- [Aim of the exercise]
Repeat the material below word for word and leave out all pictures.
━━ Given information
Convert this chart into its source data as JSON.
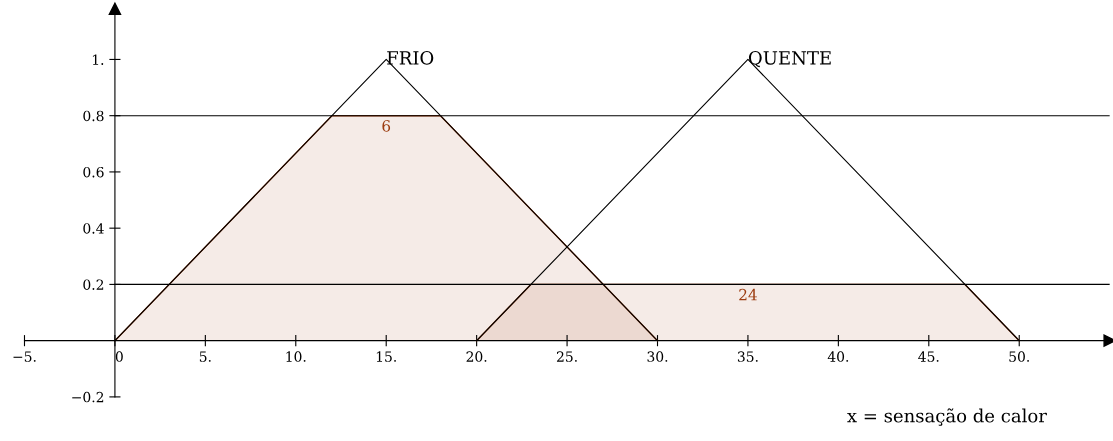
{
  "chart_data": {
    "type": "line",
    "xlabel": "x = sensação de calor",
    "xlim": [
      -5,
      55
    ],
    "ylim": [
      -0.2,
      1.18
    ],
    "xticks": [
      {
        "value": -5,
        "label": "−5."
      },
      {
        "value": 0,
        "label": "0"
      },
      {
        "value": 5,
        "label": "5."
      },
      {
        "value": 10,
        "label": "10."
      },
      {
        "value": 15,
        "label": "15."
      },
      {
        "value": 20,
        "label": "20."
      },
      {
        "value": 25,
        "label": "25."
      },
      {
        "value": 30,
        "label": "30."
      },
      {
        "value": 35,
        "label": "35."
      },
      {
        "value": 40,
        "label": "40."
      },
      {
        "value": 45,
        "label": "45."
      },
      {
        "value": 50,
        "label": "50."
      }
    ],
    "yticks": [
      {
        "value": -0.2,
        "label": "−0.2"
      },
      0.2,
      0.4,
      0.6,
      0.8,
      {
        "value": 1,
        "label": "1."
      }
    ],
    "grid": false,
    "legend": false,
    "marker": "none",
    "line_style": "solid",
    "series": [
      {
        "type": "area",
        "color": "#9c3c10",
        "x": [
          0,
          12,
          18,
          30
        ],
        "values": [
          0,
          0.8,
          0.8,
          0
        ]
      },
      {
        "type": "area",
        "color": "#9c3c10",
        "x": [
          20,
          23,
          47,
          50
        ],
        "values": [
          0,
          0.2,
          0.2,
          0
        ]
      },
      {
        "name": "FRIO",
        "color": "#000000",
        "x": [
          0,
          15,
          30
        ],
        "values": [
          0,
          1,
          0
        ]
      },
      {
        "name": "QUENTE",
        "color": "#000000",
        "x": [
          20,
          35,
          50
        ],
        "values": [
          0,
          1,
          0
        ]
      }
    ],
    "ref_lines": [
      {
        "axis": "y",
        "value": 0.8,
        "color": "#000000"
      },
      {
        "axis": "y",
        "value": 0.2,
        "color": "#000000"
      }
    ],
    "annotations": [
      {
        "text": "6",
        "x": 15,
        "y": 0.8
      },
      {
        "text": "24",
        "x": 35,
        "y": 0.2
      }
    ]
  }
}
━━━━
- [Solution to this task]
Convert this chart into its source data as JSON.
{
  "chart_data": {
    "type": "line",
    "xlabel": "x = sensação de calor",
    "xlim": [
      -5,
      55
    ],
    "ylim": [
      -0.2,
      1.18
    ],
    "xticks": [
      {
        "value": -5,
        "label": "−5."
      },
      {
        "value": 0,
        "label": "0"
      },
      {
        "value": 5,
        "label": "5."
      },
      {
        "value": 10,
        "label": "10."
      },
      {
        "value": 15,
        "label": "15."
      },
      {
        "value": 20,
        "label": "20."
      },
      {
        "value": 25,
        "label": "25."
      },
      {
        "value": 30,
        "label": "30."
      },
      {
        "value": 35,
        "label": "35."
      },
      {
        "value": 40,
        "label": "40."
      },
      {
        "value": 45,
        "label": "45."
      },
      {
        "value": 50,
        "label": "50."
      }
    ],
    "yticks": [
      {
        "value": -0.2,
        "label": "−0.2"
      },
      0.2,
      0.4,
      0.6,
      0.8,
      {
        "value": 1,
        "label": "1."
      }
    ],
    "grid": false,
    "legend": false,
    "marker": "none",
    "line_style": "solid",
    "series": [
      {
        "type": "area",
        "color": "#9c3c10",
        "x": [
          0,
          12,
          18,
          30
        ],
        "values": [
          0,
          0.8,
          0.8,
          0
        ]
      },
      {
        "type": "area",
        "color": "#9c3c10",
        "x": [
          20,
          23,
          47,
          50
        ],
        "values": [
          0,
          0.2,
          0.2,
          0
        ]
      },
      {
        "name": "FRIO",
        "color": "#000000",
        "x": [
          0,
          15,
          30
        ],
        "values": [
          0,
          1,
          0
        ]
      },
      {
        "name": "QUENTE",
        "color": "#000000",
        "x": [
          20,
          35,
          50
        ],
        "values": [
          0,
          1,
          0
        ]
      }
    ],
    "ref_lines": [
      {
        "axis": "y",
        "value": 0.8,
        "color": "#000000"
      },
      {
        "axis": "y",
        "value": 0.2,
        "color": "#000000"
      }
    ],
    "annotations": [
      {
        "text": "6",
        "x": 15,
        "y": 0.8
      },
      {
        "text": "24",
        "x": 35,
        "y": 0.2
      }
    ]
  }
}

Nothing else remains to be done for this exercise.